◆ **Stated problem**
Below are the entries; state how many of their lines contain the string "vremenu", and nothing more.

### Provided entries

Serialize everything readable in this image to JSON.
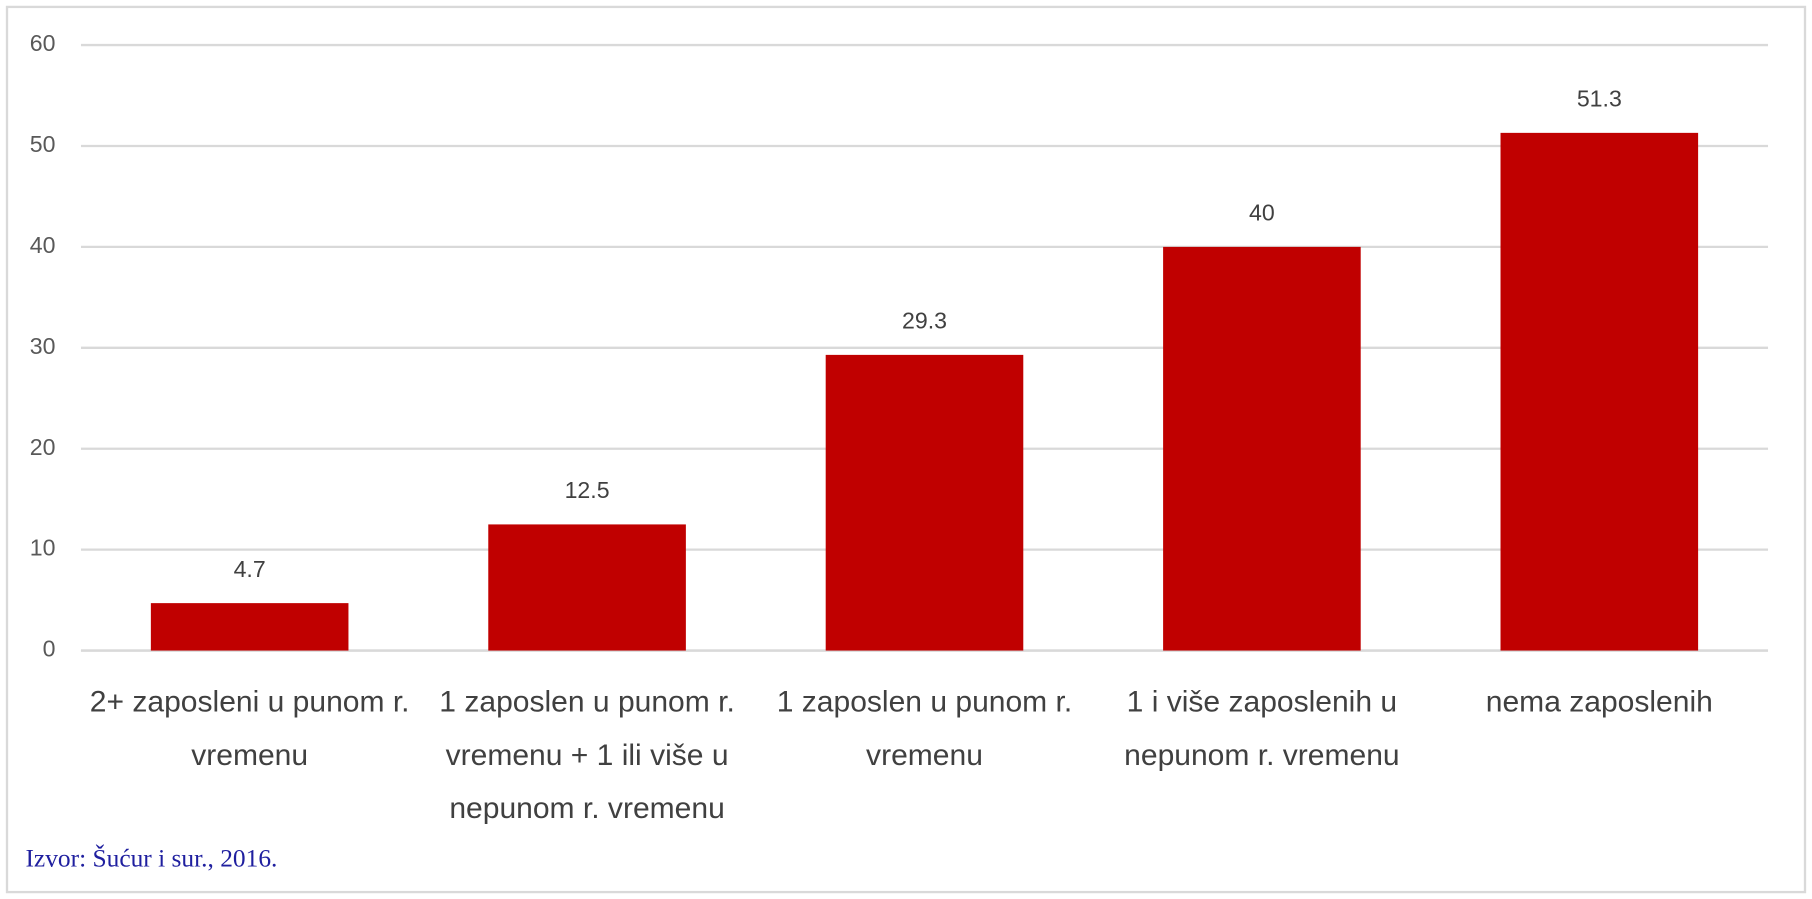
{
  "chart_data": {
    "type": "bar",
    "categories": [
      "2+ zaposleni u punom r. vremenu",
      "1 zaposlen u punom r. vremenu + 1 ili više u nepunom r. vremenu",
      "1 zaposlen u punom r. vremenu",
      "1 i više zaposlenih u nepunom r. vremenu",
      "nema zaposlenih"
    ],
    "values": [
      4.7,
      12.5,
      29.3,
      40,
      51.3
    ],
    "color": "#c00000",
    "ylim": [
      0,
      60
    ],
    "yticks": [
      0,
      10,
      20,
      30,
      40,
      50,
      60
    ],
    "grid": true,
    "source": "Izvor: Šućur i sur., 2016."
  }
}
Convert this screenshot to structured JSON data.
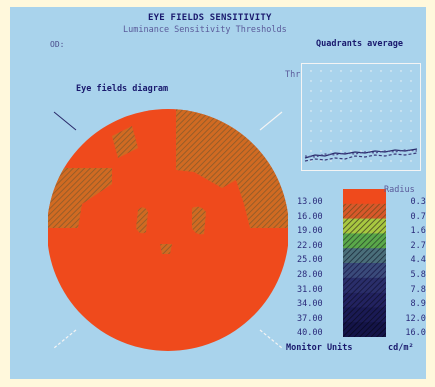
{
  "header": {
    "title": "EYE FIELDS SENSITIVITY",
    "subtitle": "Luminance Sensitivity Thresholds",
    "eye": "OD:"
  },
  "diagram": {
    "label": "Eye fields diagram",
    "colors": {
      "base": "#ef4a1c",
      "hatch_bg": "#d06a22",
      "hatch_line": "#8a5a2a"
    }
  },
  "quadrants": {
    "title": "Quadrants average",
    "axis_label": "Thr"
  },
  "legend": {
    "radius_title": "Radius",
    "units_left": "Monitor Units",
    "units_right": "cd/m²",
    "threshold_ticks": [
      "13.00",
      "16.00",
      "19.00",
      "22.00",
      "25.00",
      "28.00",
      "31.00",
      "34.00",
      "37.00",
      "40.00"
    ],
    "radius_ticks": [
      "0.32",
      "0.79",
      "1.60",
      "2.70",
      "4.40",
      "5.80",
      "7.80",
      "8.90",
      "12.00",
      "16.00"
    ],
    "bands": [
      {
        "color": "#ef4a1c",
        "hatch": "none"
      },
      {
        "color": "#d8582a",
        "hatch": "#7a4a1a"
      },
      {
        "color": "#a8c840",
        "hatch": "#444422"
      },
      {
        "color": "#5aa84a",
        "hatch": "#2a4a2a"
      },
      {
        "color": "#4a6e7a",
        "hatch": "#1a2a3a"
      },
      {
        "color": "#3a4a7a",
        "hatch": "#1a1a4a"
      },
      {
        "color": "#2a2e6a",
        "hatch": "#14143a"
      },
      {
        "color": "#222260",
        "hatch": "#10102e"
      },
      {
        "color": "#1a1a54",
        "hatch": "#0c0c26"
      },
      {
        "color": "#141448",
        "hatch": "#080820"
      }
    ]
  },
  "colors": {
    "screen_bg": "#a9d3ec",
    "frame_bg": "#fff8dc",
    "text_navy": "#1a1a6e"
  }
}
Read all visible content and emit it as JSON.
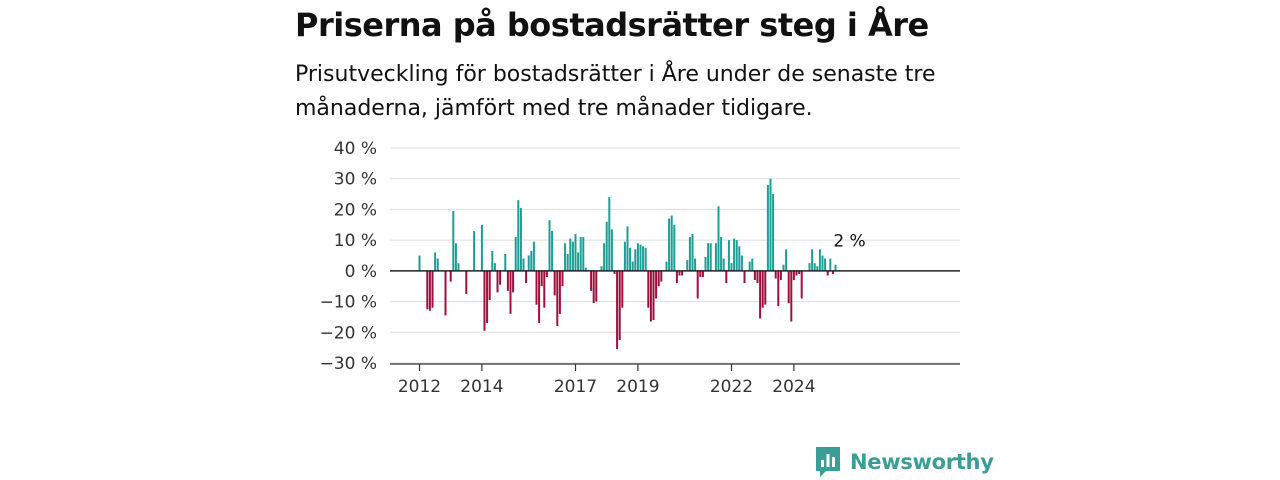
{
  "title": "Priserna på bostadsrätter steg i Åre",
  "subtitle": "Prisutveckling för bostadsrätter i Åre under de senaste tre månaderna, jämfört med tre månader tidigare.",
  "brand": {
    "name": "Newsworthy",
    "icon": "newsworthy-logo-icon"
  },
  "colors": {
    "positive": "#1b9e93",
    "negative": "#9e0f3c",
    "grid": "#dddddd",
    "axis": "#333333"
  },
  "chart_data": {
    "type": "bar",
    "x_start": "2012-01",
    "frequency": "monthly",
    "ylim": [
      -30,
      40
    ],
    "ytick_labels": [
      "40 %",
      "30 %",
      "20 %",
      "10 %",
      "0 %",
      "−10 %",
      "−20 %",
      "−30 %"
    ],
    "xtick_labels": [
      "2012",
      "2014",
      "2017",
      "2019",
      "2022",
      "2024"
    ],
    "annotation": "2 %",
    "grid": true,
    "legend": "none",
    "values": [
      5,
      null,
      null,
      -12.5,
      -13,
      -12,
      6,
      4,
      null,
      null,
      -14.5,
      null,
      -3.5,
      19.5,
      9,
      2.5,
      null,
      null,
      -7.5,
      null,
      null,
      13,
      null,
      null,
      15,
      -19.5,
      -17,
      -9.5,
      6.5,
      2.5,
      -7,
      -4.5,
      null,
      5.5,
      -6.5,
      -14,
      -7,
      11,
      23,
      20.5,
      4,
      -4,
      5,
      6.5,
      9.5,
      -11,
      -17,
      -5,
      -12,
      -2,
      16.5,
      13,
      -8,
      -18,
      -14,
      -5,
      9,
      5.5,
      10.5,
      9.5,
      12,
      6,
      11,
      11,
      1,
      null,
      -6.5,
      -10.5,
      -10,
      null,
      1.5,
      9,
      16,
      24,
      13.5,
      -1,
      -25.5,
      -22.5,
      -12,
      9.5,
      14.5,
      7.5,
      3,
      7,
      9,
      8.5,
      8,
      7.5,
      -12,
      -16.5,
      -16,
      -9,
      -5,
      -3.5,
      null,
      3,
      17,
      18,
      15,
      -4,
      -1.5,
      -1.5,
      null,
      3.5,
      11,
      12,
      4,
      -9,
      -2,
      -2,
      4.5,
      9,
      9,
      null,
      9,
      21,
      11,
      4,
      -4,
      10,
      2.5,
      10.5,
      10,
      8,
      5,
      -4,
      null,
      3,
      4,
      -3,
      -4,
      -15.5,
      -12,
      -11,
      28,
      30,
      25,
      -2.5,
      -11.5,
      -3,
      2,
      7,
      -10.5,
      -16.5,
      -3,
      -1.5,
      -1,
      -9,
      null,
      null,
      2.5,
      7,
      2.5,
      1.5,
      7,
      5,
      4,
      -1.5,
      4,
      -1,
      2
    ]
  }
}
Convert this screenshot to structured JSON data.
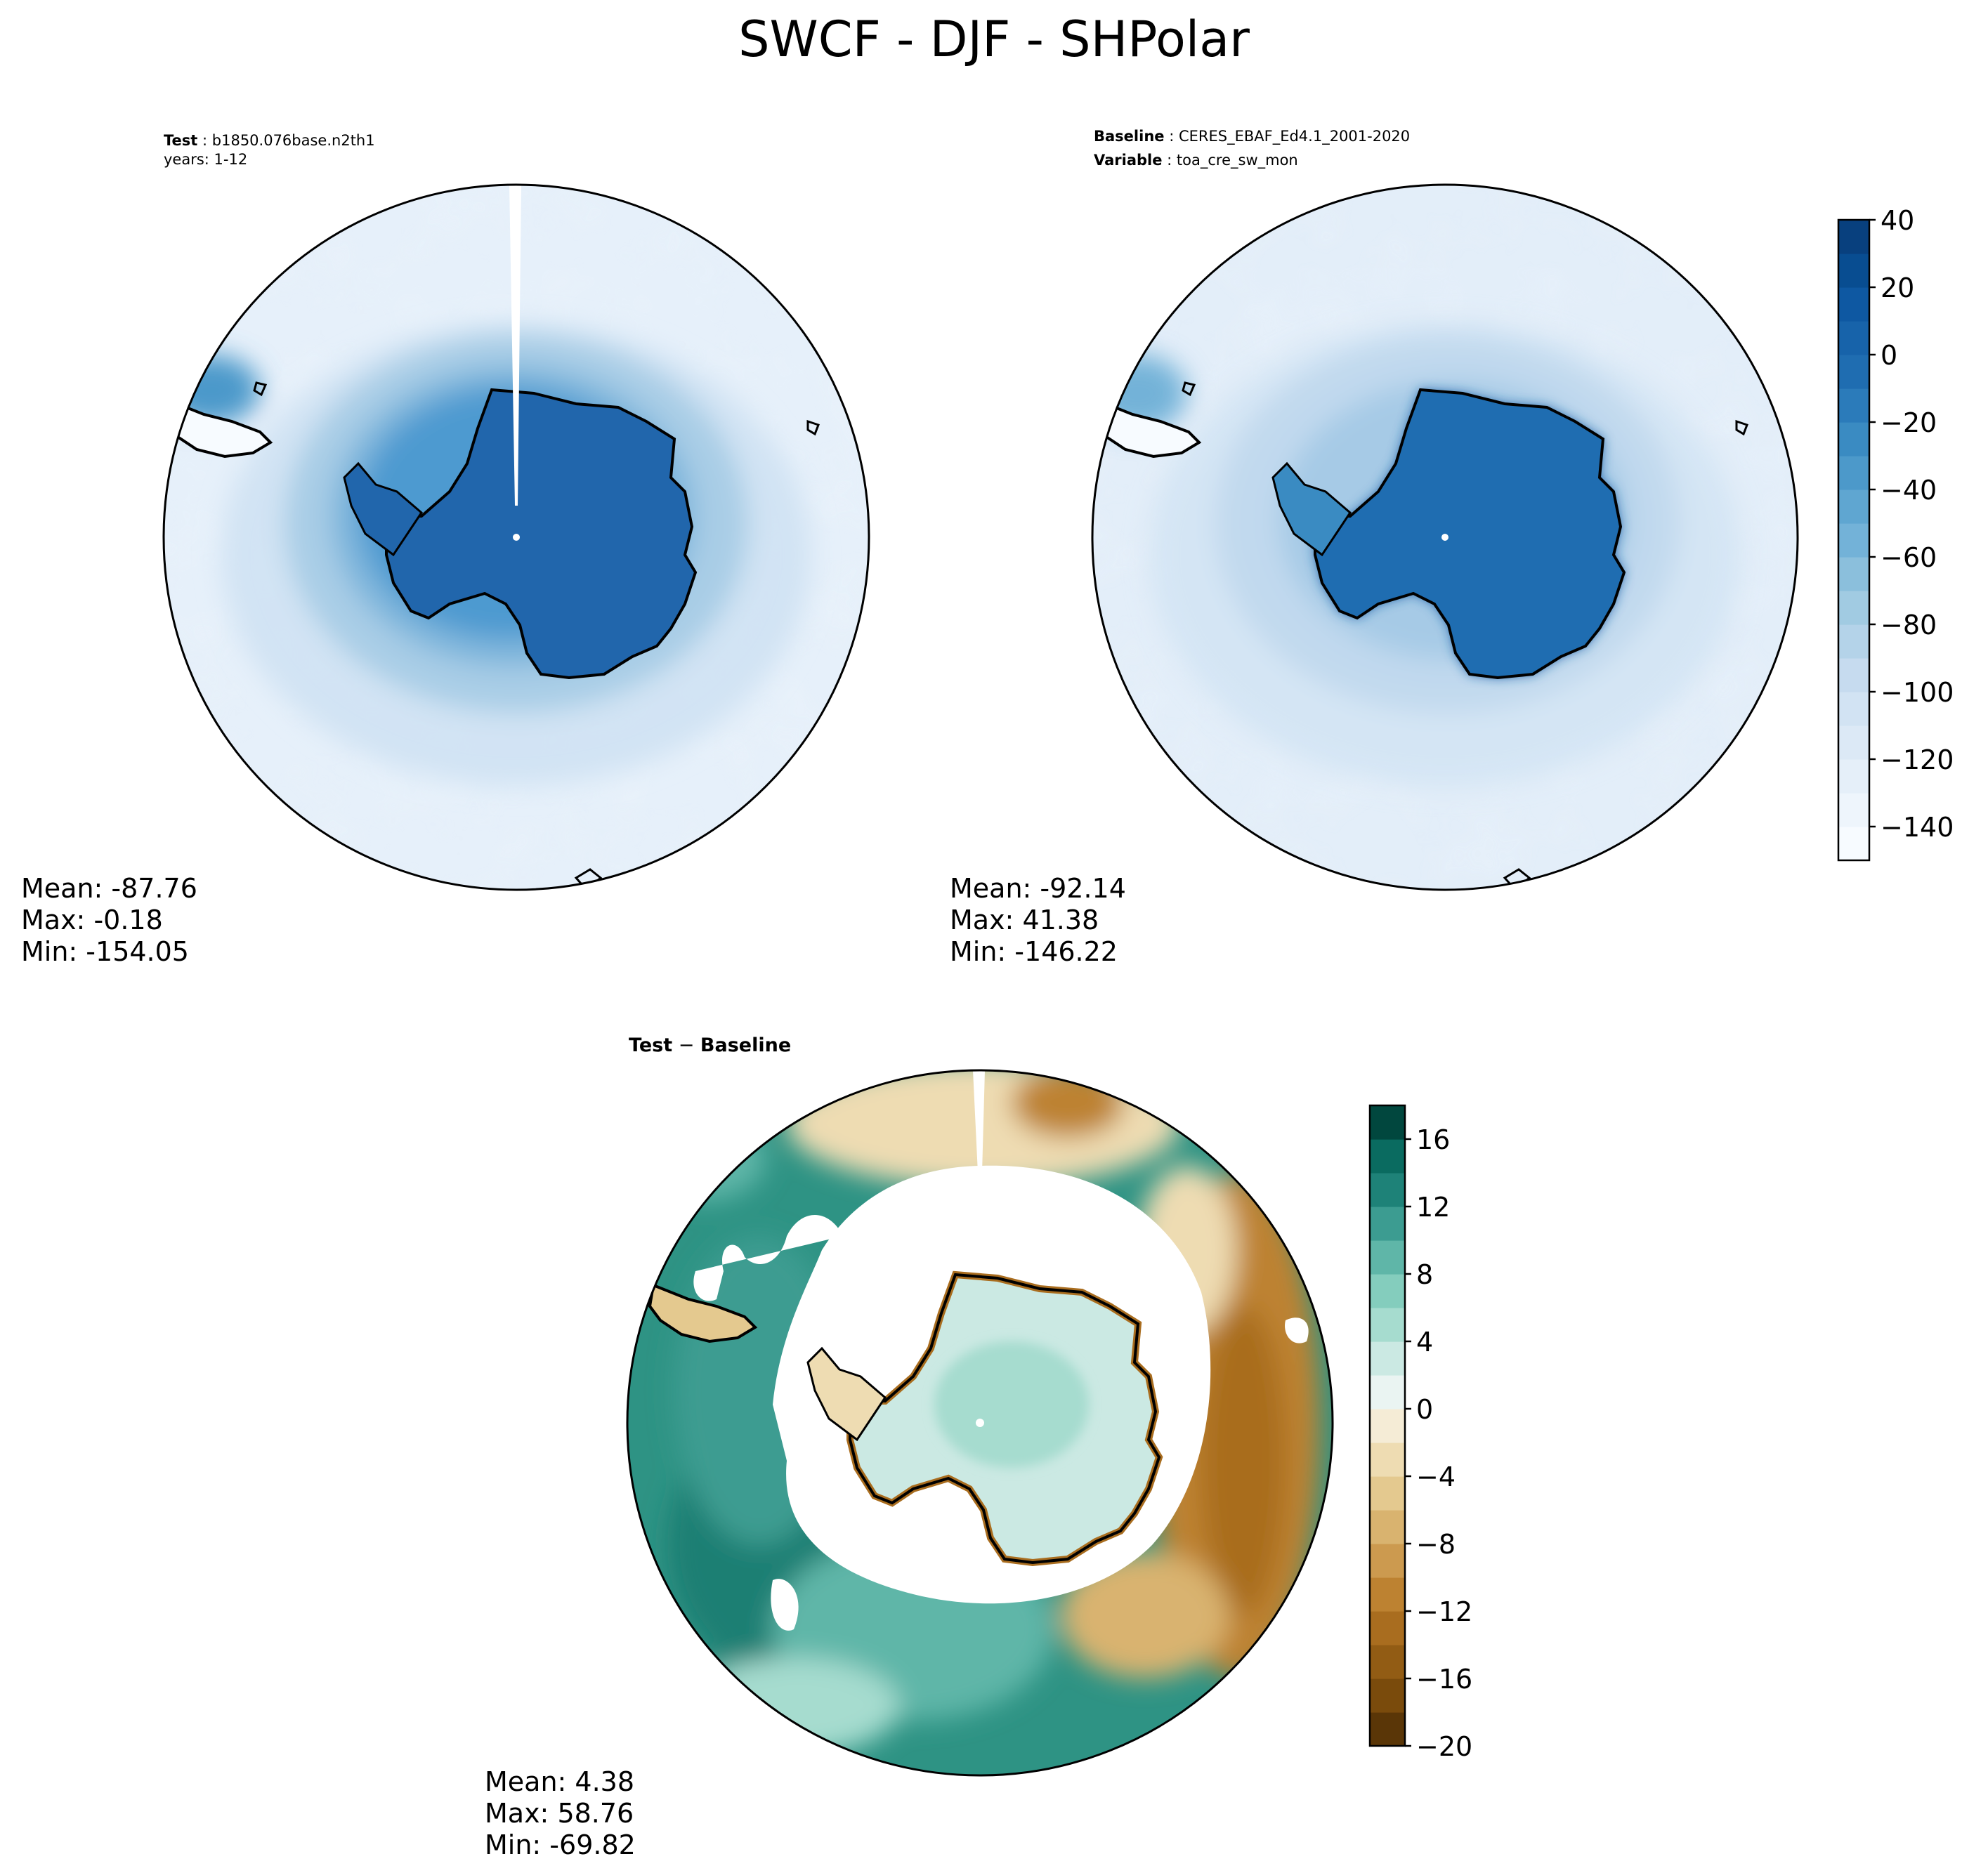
{
  "figure": {
    "title": "SWCF - DJF - SHPolar"
  },
  "colors": {
    "ocean_bg_light": "#dde9f5",
    "land_blue": "#2166ac",
    "coast": "#000000",
    "diff_green": "#1b7f73",
    "diff_brown": "#a9671e"
  },
  "chart_data": [
    {
      "type": "heatmap",
      "projection": "south-polar-stereographic",
      "panel": "test",
      "label_1_bold": "Test",
      "label_1_value": "b1850.076base.n2th1",
      "label_2": "years: 1-12",
      "stats": {
        "mean_label": "Mean: -87.76",
        "max_label": "Max: -0.18",
        "min_label": "Min: -154.05",
        "mean": -87.76,
        "max": -0.18,
        "min": -154.05
      }
    },
    {
      "type": "heatmap",
      "projection": "south-polar-stereographic",
      "panel": "baseline",
      "label_1_bold": "Baseline",
      "label_1_value": "CERES_EBAF_Ed4.1_2001-2020",
      "label_2_bold": "Variable",
      "label_2_value": "toa_cre_sw_mon",
      "stats": {
        "mean_label": "Mean: -92.14",
        "max_label": "Max: 41.38",
        "min_label": "Min: -146.22",
        "mean": -92.14,
        "max": 41.38,
        "min": -146.22
      },
      "colorbar": {
        "range": [
          -150,
          40
        ],
        "ticks": [
          40,
          20,
          0,
          -20,
          -40,
          -60,
          -80,
          -100,
          -120,
          -140
        ],
        "tick_labels": [
          "40",
          "20",
          "0",
          "−20",
          "−40",
          "−60",
          "−80",
          "−100",
          "−120",
          "−140"
        ],
        "levels": [
          -150,
          -140,
          -130,
          -120,
          -110,
          -100,
          -90,
          -80,
          -70,
          -60,
          -50,
          -40,
          -30,
          -20,
          -10,
          0,
          10,
          20,
          30,
          40
        ],
        "level_colors": [
          "#f7fbff",
          "#eef5fc",
          "#e5eff9",
          "#dce9f6",
          "#d2e3f3",
          "#c6dbef",
          "#b4d3e9",
          "#a1cbe2",
          "#8bbfdc",
          "#73b2d8",
          "#5fa6d1",
          "#4c99ca",
          "#3a8bc2",
          "#2b7bba",
          "#1f6db1",
          "#1763aa",
          "#0e58a2",
          "#084d91",
          "#08407e"
        ]
      }
    },
    {
      "type": "heatmap",
      "projection": "south-polar-stereographic",
      "panel": "difference",
      "label_1_bold_a": "Test",
      "label_1_sep": " − ",
      "label_1_bold_b": "Baseline",
      "stats": {
        "mean_label": "Mean:  4.38",
        "max_label": "Max: 58.76",
        "min_label": "Min: -69.82",
        "mean": 4.38,
        "max": 58.76,
        "min": -69.82
      },
      "colorbar": {
        "range": [
          -20,
          18
        ],
        "ticks": [
          16,
          12,
          8,
          4,
          0,
          -4,
          -8,
          -12,
          -16,
          -20
        ],
        "tick_labels": [
          "16",
          "12",
          "8",
          "4",
          "0",
          "−4",
          "−8",
          "−12",
          "−16",
          "−20"
        ],
        "levels": [
          -20,
          -18,
          -16,
          -14,
          -12,
          -10,
          -8,
          -6,
          -4,
          -2,
          0,
          2,
          4,
          6,
          8,
          10,
          12,
          14,
          16,
          18
        ],
        "level_colors": [
          "#5a3607",
          "#7a4b0c",
          "#925c14",
          "#a96d1f",
          "#bd8231",
          "#cc9a4f",
          "#d9b36f",
          "#e4c98f",
          "#eedcb2",
          "#f5ecd6",
          "#eaf4f2",
          "#cbe9e3",
          "#a6dccf",
          "#84cdbd",
          "#5fb6a8",
          "#3c9c91",
          "#1e8278",
          "#0a6b60",
          "#01473e"
        ]
      }
    }
  ]
}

######

◆ **Result**
4